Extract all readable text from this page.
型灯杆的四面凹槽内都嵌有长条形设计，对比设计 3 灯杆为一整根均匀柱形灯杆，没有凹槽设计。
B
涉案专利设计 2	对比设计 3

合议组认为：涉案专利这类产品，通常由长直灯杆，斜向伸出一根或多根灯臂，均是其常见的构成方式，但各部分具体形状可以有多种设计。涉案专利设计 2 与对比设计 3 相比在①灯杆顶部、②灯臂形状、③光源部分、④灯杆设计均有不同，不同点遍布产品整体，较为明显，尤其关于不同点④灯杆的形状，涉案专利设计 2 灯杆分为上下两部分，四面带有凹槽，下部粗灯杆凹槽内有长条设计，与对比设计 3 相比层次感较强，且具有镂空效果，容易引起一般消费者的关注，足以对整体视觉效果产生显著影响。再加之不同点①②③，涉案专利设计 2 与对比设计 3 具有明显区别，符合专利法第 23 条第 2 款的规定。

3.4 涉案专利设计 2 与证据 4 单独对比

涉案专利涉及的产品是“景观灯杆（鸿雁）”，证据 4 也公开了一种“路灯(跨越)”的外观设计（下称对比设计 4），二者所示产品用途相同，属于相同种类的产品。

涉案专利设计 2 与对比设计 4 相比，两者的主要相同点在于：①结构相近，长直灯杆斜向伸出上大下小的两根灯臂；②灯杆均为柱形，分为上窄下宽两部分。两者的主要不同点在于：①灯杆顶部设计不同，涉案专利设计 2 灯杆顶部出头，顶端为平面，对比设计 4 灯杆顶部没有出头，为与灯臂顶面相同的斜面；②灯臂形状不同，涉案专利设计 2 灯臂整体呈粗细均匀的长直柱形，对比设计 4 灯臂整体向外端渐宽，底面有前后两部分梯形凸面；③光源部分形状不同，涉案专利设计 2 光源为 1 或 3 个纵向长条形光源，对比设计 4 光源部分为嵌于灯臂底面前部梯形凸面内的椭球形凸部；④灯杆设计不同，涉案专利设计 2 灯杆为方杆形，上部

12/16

Work to be completed -
Extract each line from the listing above, please, and repeat it exactly.

Correct result -
Extract all readable text from this page.
型灯杆的四面凹槽内都嵌有长条形设计，对比设计 3 灯杆为一整根均匀柱形灯杆，没有凹槽设计。
B
涉案专利设计 2	对比设计 3

合议组认为：涉案专利这类产品，通常由长直灯杆，斜向伸出一根或多根灯臂，均是其常见的构成方式，但各部分具体形状可以有多种设计。涉案专利设计 2 与对比设计 3 相比在①灯杆顶部、②灯臂形状、③光源部分、④灯杆设计均有不同，不同点遍布产品整体，较为明显，尤其关于不同点④灯杆的形状，涉案专利设计 2 灯杆分为上下两部分，四面带有凹槽，下部粗灯杆凹槽内有长条设计，与对比设计 3 相比层次感较强，且具有镂空效果，容易引起一般消费者的关注，足以对整体视觉效果产生显著影响。再加之不同点①②③，涉案专利设计 2 与对比设计 3 具有明显区别，符合专利法第 23 条第 2 款的规定。

3.4 涉案专利设计 2 与证据 4 单独对比

涉案专利涉及的产品是“景观灯杆（鸿雁）”，证据 4 也公开了一种“路灯(跨越)”的外观设计（下称对比设计 4），二者所示产品用途相同，属于相同种类的产品。

涉案专利设计 2 与对比设计 4 相比，两者的主要相同点在于：①结构相近，长直灯杆斜向伸出上大下小的两根灯臂；②灯杆均为柱形，分为上窄下宽两部分。两者的主要不同点在于：①灯杆顶部设计不同，涉案专利设计 2 灯杆顶部出头，顶端为平面，对比设计 4 灯杆顶部没有出头，为与灯臂顶面相同的斜面；②灯臂形状不同，涉案专利设计 2 灯臂整体呈粗细均匀的长直柱形，对比设计 4 灯臂整体向外端渐宽，底面有前后两部分梯形凸面；③光源部分形状不同，涉案专利设计 2 光源为 1 或 3 个纵向长条形光源，对比设计 4 光源部分为嵌于灯臂底面前部梯形凸面内的椭球形凸部；④灯杆设计不同，涉案专利设计 2 灯杆为方杆形，上部

12/16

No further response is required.